Start of Record list

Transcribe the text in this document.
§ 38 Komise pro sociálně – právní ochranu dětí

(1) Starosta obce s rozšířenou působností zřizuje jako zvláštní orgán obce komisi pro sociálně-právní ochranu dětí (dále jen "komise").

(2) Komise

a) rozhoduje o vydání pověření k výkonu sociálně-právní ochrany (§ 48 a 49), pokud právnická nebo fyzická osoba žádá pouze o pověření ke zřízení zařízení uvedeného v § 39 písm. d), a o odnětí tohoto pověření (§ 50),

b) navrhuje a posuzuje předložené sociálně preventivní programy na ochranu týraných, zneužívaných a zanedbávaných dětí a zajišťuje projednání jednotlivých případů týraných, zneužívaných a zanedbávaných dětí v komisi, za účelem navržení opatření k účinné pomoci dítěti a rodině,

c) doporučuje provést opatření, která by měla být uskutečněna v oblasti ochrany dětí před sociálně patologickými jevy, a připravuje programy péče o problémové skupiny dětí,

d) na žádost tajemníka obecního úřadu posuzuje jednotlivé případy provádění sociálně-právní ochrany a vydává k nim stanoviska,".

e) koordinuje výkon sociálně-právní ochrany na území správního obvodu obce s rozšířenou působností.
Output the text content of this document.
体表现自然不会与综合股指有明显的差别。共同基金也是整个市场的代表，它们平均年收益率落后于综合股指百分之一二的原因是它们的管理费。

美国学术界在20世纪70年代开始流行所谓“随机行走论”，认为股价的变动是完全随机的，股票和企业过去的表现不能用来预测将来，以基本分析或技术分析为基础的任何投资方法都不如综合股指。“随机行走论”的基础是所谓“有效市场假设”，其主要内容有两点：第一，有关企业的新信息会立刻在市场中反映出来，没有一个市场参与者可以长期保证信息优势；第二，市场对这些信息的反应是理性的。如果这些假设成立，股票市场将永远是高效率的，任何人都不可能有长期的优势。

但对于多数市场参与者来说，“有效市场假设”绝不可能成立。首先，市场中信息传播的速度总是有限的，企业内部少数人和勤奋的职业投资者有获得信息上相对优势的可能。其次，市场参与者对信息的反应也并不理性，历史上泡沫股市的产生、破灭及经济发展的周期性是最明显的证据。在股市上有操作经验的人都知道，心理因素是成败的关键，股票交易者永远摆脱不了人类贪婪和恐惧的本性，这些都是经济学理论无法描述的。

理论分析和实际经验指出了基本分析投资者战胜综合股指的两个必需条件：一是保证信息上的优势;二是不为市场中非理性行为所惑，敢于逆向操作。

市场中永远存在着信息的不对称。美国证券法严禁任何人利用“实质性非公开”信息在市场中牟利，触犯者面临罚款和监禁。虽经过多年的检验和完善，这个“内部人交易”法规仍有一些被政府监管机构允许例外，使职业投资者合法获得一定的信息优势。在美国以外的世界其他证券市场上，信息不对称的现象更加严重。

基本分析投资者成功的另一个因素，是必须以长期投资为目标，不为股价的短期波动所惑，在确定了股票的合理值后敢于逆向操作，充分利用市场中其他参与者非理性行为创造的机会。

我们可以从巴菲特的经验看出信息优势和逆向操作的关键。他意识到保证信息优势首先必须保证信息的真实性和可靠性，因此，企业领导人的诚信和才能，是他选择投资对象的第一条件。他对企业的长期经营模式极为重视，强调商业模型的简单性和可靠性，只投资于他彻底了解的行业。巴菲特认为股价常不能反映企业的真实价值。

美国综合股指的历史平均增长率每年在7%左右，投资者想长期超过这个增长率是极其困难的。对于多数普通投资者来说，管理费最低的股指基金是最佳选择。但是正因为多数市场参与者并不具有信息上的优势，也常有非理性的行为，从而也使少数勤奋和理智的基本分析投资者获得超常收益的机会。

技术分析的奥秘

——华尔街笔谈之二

End of Record list

What is required >> Pull out each line of the entries that contains "obce".

Result of this exercise >>
(1) Starosta obce s rozšířenou působností zřizuje jako zvláštní orgán obce komisi pro sociálně-právní ochranu dětí (dále jen "komise").
e) koordinuje výkon sociálně-právní ochrany na území správního obvodu obce s rozšířenou působností.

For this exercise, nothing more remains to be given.